● **The problem**:
Carry none of the pictures over; write out the complete data exactly.

● **The data**:

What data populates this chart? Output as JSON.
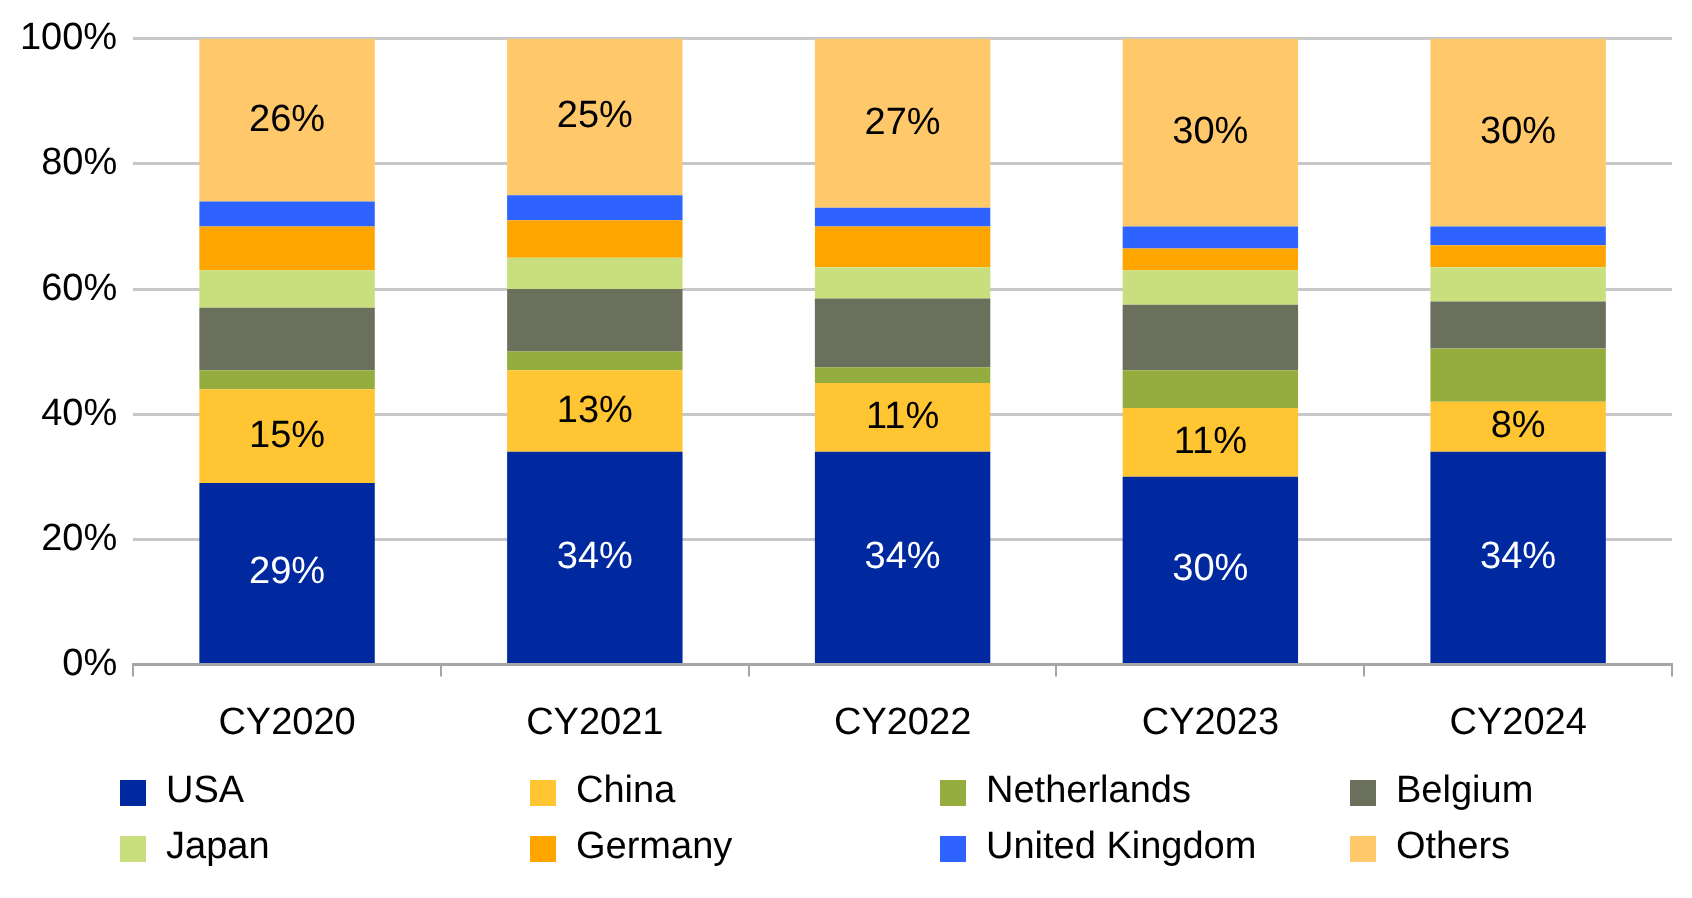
{
  "chart_data": {
    "type": "bar",
    "stacked": true,
    "categories": [
      "CY2020",
      "CY2021",
      "CY2022",
      "CY2023",
      "CY2024"
    ],
    "series": [
      {
        "name": "USA",
        "color": "#0029a0",
        "values": [
          29,
          34,
          34,
          30,
          34
        ],
        "value_labels": [
          "29%",
          "34%",
          "34%",
          "30%",
          "34%"
        ]
      },
      {
        "name": "China",
        "color": "#ffc533",
        "values": [
          15,
          13,
          11,
          11,
          8
        ],
        "value_labels": [
          "15%",
          "13%",
          "11%",
          "11%",
          "8%"
        ]
      },
      {
        "name": "Netherlands",
        "color": "#95ad3e",
        "values": [
          3,
          3,
          2.5,
          6,
          8.5
        ]
      },
      {
        "name": "Belgium",
        "color": "#6b705c",
        "values": [
          10,
          10,
          11,
          10.5,
          7.5
        ]
      },
      {
        "name": "Japan",
        "color": "#c9df7e",
        "values": [
          6,
          5,
          5,
          5.5,
          5.5
        ]
      },
      {
        "name": "Germany",
        "color": "#ffa500",
        "values": [
          7,
          6,
          6.5,
          3.5,
          3.5
        ]
      },
      {
        "name": "United Kingdom",
        "color": "#2f63ff",
        "values": [
          4,
          4,
          3,
          3.5,
          3
        ]
      },
      {
        "name": "Others",
        "color": "#ffc86b",
        "values": [
          26,
          25,
          27,
          30,
          30
        ],
        "value_labels": [
          "26%",
          "25%",
          "27%",
          "30%",
          "30%"
        ]
      }
    ],
    "ylim": [
      0,
      100
    ],
    "yticks": [
      {
        "value": 0,
        "label": "0%"
      },
      {
        "value": 20,
        "label": "20%"
      },
      {
        "value": 40,
        "label": "40%"
      },
      {
        "value": 60,
        "label": "60%"
      },
      {
        "value": 80,
        "label": "80%"
      },
      {
        "value": 100,
        "label": "100%"
      }
    ],
    "grid": "y",
    "legend": "bottom"
  }
}
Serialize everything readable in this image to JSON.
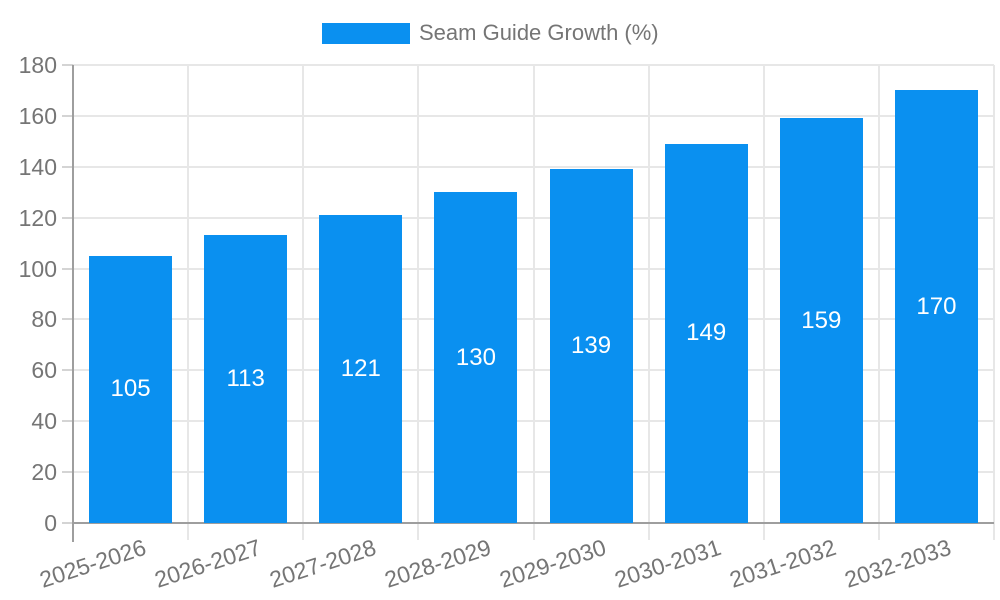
{
  "page": {
    "background": "#ffffff"
  },
  "legend": {
    "label": "Seam Guide Growth (%)"
  },
  "chart_data": {
    "type": "bar",
    "title": "Seam Guide Growth (%)",
    "categories": [
      "2025-2026",
      "2026-2027",
      "2027-2028",
      "2028-2029",
      "2029-2030",
      "2030-2031",
      "2031-2032",
      "2032-2033"
    ],
    "series": [
      {
        "name": "Seam Guide Growth (%)",
        "color": "#0a90f0",
        "values": [
          105,
          113,
          121,
          130,
          139,
          149,
          159,
          170
        ]
      }
    ],
    "bar_labels": [
      "105",
      "113",
      "121",
      "130",
      "139",
      "149",
      "159",
      "170"
    ],
    "xlabel": "",
    "ylabel": "",
    "ylim": [
      0,
      180
    ],
    "yticks": [
      0,
      20,
      40,
      60,
      80,
      100,
      120,
      140,
      160,
      180
    ],
    "grid": true,
    "legend_position": "top",
    "x_label_rotation_deg": -18,
    "bar_label_position": "center",
    "colors": {
      "bar": "#0a90f0",
      "bar_label": "#ffffff",
      "axis_line": "#9e9e9e",
      "gridline": "#e7e7e7",
      "tick_mark": "#d4d4d4",
      "axis_text": "#757575",
      "legend_text": "#757575"
    }
  }
}
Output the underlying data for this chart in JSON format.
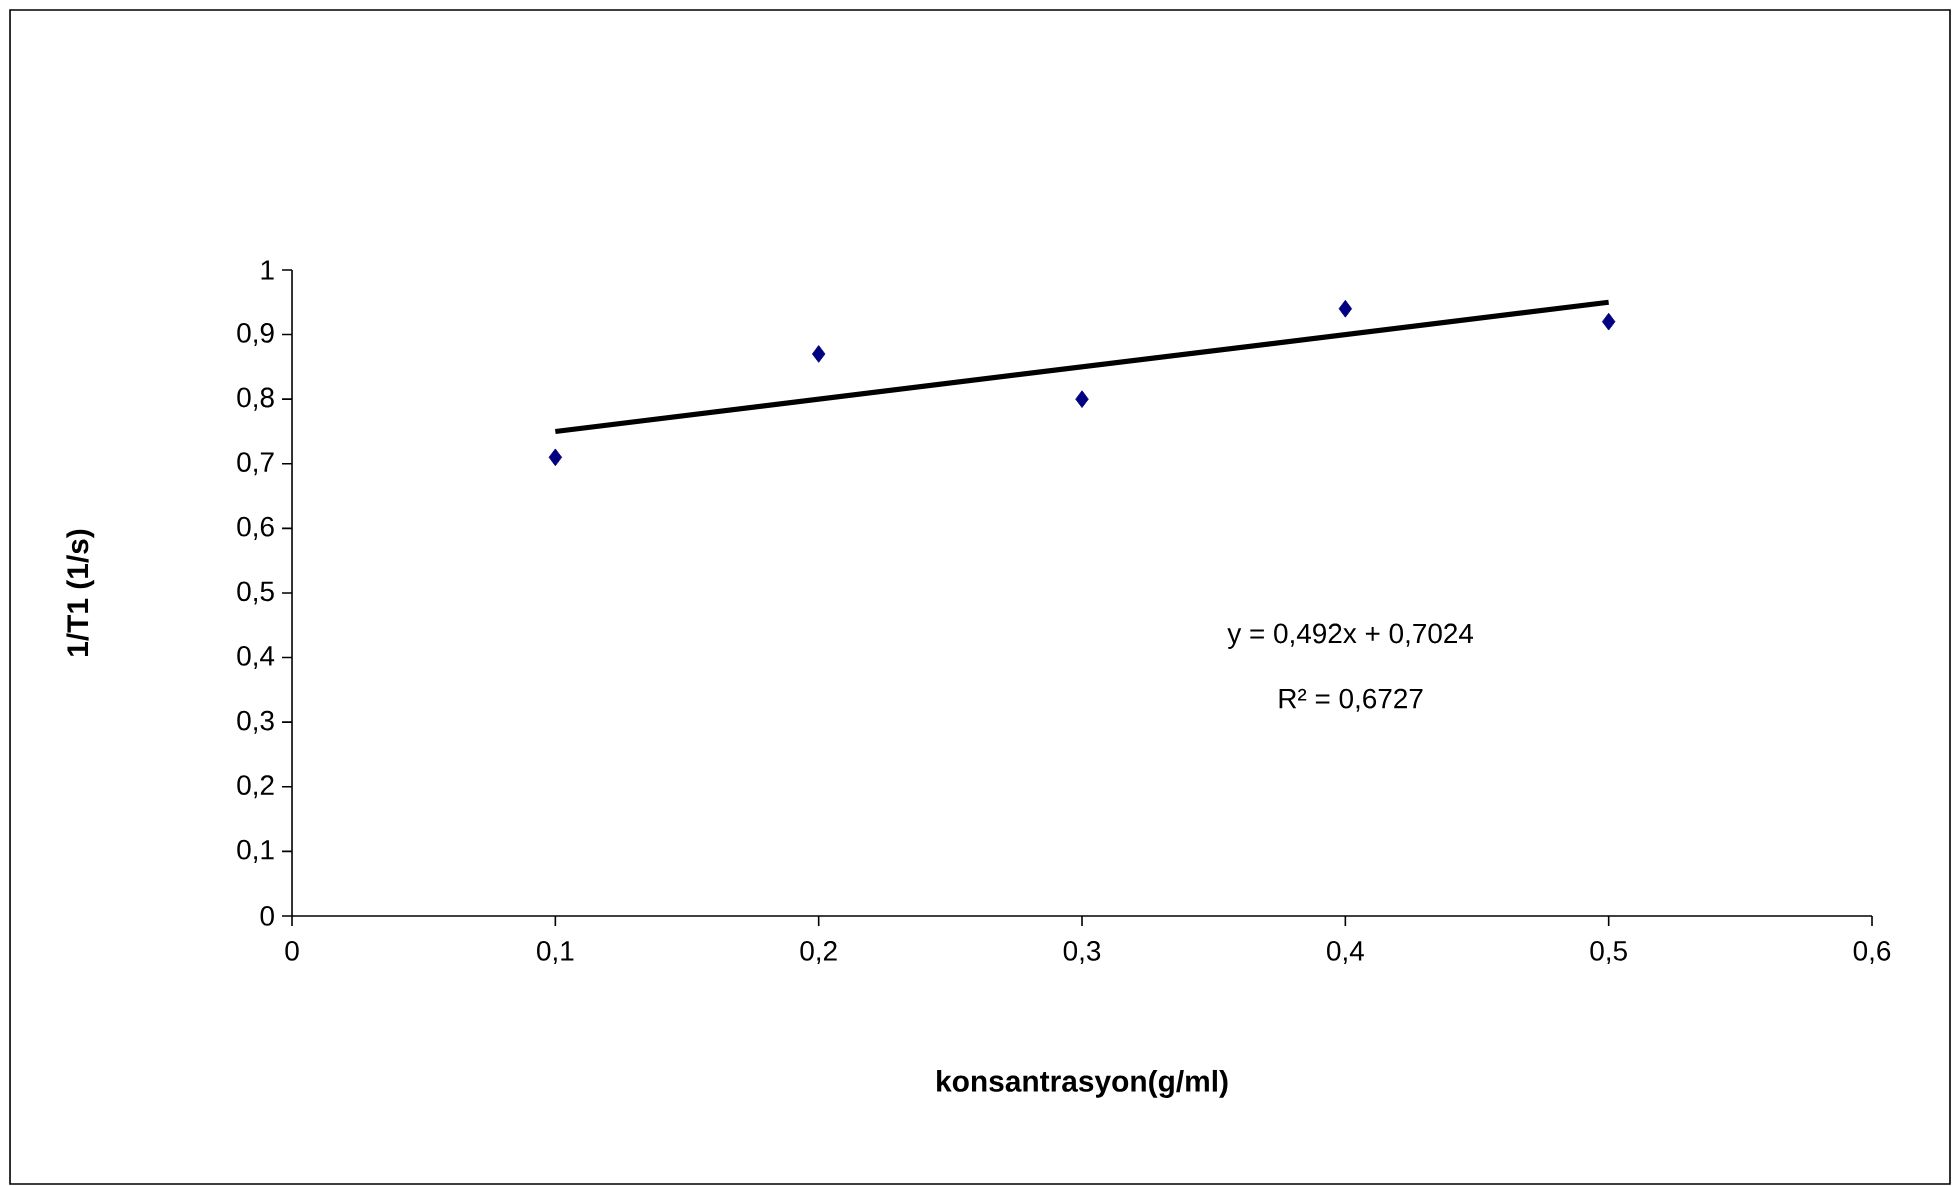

● **Solution**:
What data populates this chart? Output as JSON.
{
  "chart_data": {
    "type": "bar",
    "stacked": true,
    "categories": [
      "CY2020",
      "CY2021",
      "CY2022",
      "CY2023",
      "CY2024"
    ],
    "series": [
      {
        "name": "USA",
        "color": "#0029a0",
        "values": [
          29,
          34,
          34,
          30,
          34
        ],
        "value_labels": [
          "29%",
          "34%",
          "34%",
          "30%",
          "34%"
        ]
      },
      {
        "name": "China",
        "color": "#ffc533",
        "values": [
          15,
          13,
          11,
          11,
          8
        ],
        "value_labels": [
          "15%",
          "13%",
          "11%",
          "11%",
          "8%"
        ]
      },
      {
        "name": "Netherlands",
        "color": "#95ad3e",
        "values": [
          3,
          3,
          2.5,
          6,
          8.5
        ]
      },
      {
        "name": "Belgium",
        "color": "#6b705c",
        "values": [
          10,
          10,
          11,
          10.5,
          7.5
        ]
      },
      {
        "name": "Japan",
        "color": "#c9df7e",
        "values": [
          6,
          5,
          5,
          5.5,
          5.5
        ]
      },
      {
        "name": "Germany",
        "color": "#ffa500",
        "values": [
          7,
          6,
          6.5,
          3.5,
          3.5
        ]
      },
      {
        "name": "United Kingdom",
        "color": "#2f63ff",
        "values": [
          4,
          4,
          3,
          3.5,
          3
        ]
      },
      {
        "name": "Others",
        "color": "#ffc86b",
        "values": [
          26,
          25,
          27,
          30,
          30
        ],
        "value_labels": [
          "26%",
          "25%",
          "27%",
          "30%",
          "30%"
        ]
      }
    ],
    "ylim": [
      0,
      100
    ],
    "yticks": [
      {
        "value": 0,
        "label": "0%"
      },
      {
        "value": 20,
        "label": "20%"
      },
      {
        "value": 40,
        "label": "40%"
      },
      {
        "value": 60,
        "label": "60%"
      },
      {
        "value": 80,
        "label": "80%"
      },
      {
        "value": 100,
        "label": "100%"
      }
    ],
    "grid": "y",
    "legend": "bottom"
  }
}
Serialize everything readable in this image to JSON.
{
  "page": {
    "background": "#ffffff"
  },
  "legend": {
    "label": "Seam Guide Growth (%)"
  },
  "chart_data": {
    "type": "bar",
    "title": "Seam Guide Growth (%)",
    "categories": [
      "2025-2026",
      "2026-2027",
      "2027-2028",
      "2028-2029",
      "2029-2030",
      "2030-2031",
      "2031-2032",
      "2032-2033"
    ],
    "series": [
      {
        "name": "Seam Guide Growth (%)",
        "color": "#0a90f0",
        "values": [
          105,
          113,
          121,
          130,
          139,
          149,
          159,
          170
        ]
      }
    ],
    "bar_labels": [
      "105",
      "113",
      "121",
      "130",
      "139",
      "149",
      "159",
      "170"
    ],
    "xlabel": "",
    "ylabel": "",
    "ylim": [
      0,
      180
    ],
    "yticks": [
      0,
      20,
      40,
      60,
      80,
      100,
      120,
      140,
      160,
      180
    ],
    "grid": true,
    "legend_position": "top",
    "x_label_rotation_deg": -18,
    "bar_label_position": "center",
    "colors": {
      "bar": "#0a90f0",
      "bar_label": "#ffffff",
      "axis_line": "#9e9e9e",
      "gridline": "#e7e7e7",
      "tick_mark": "#d4d4d4",
      "axis_text": "#757575",
      "legend_text": "#757575"
    }
  }
}
Output the underlying data for this chart in JSON format.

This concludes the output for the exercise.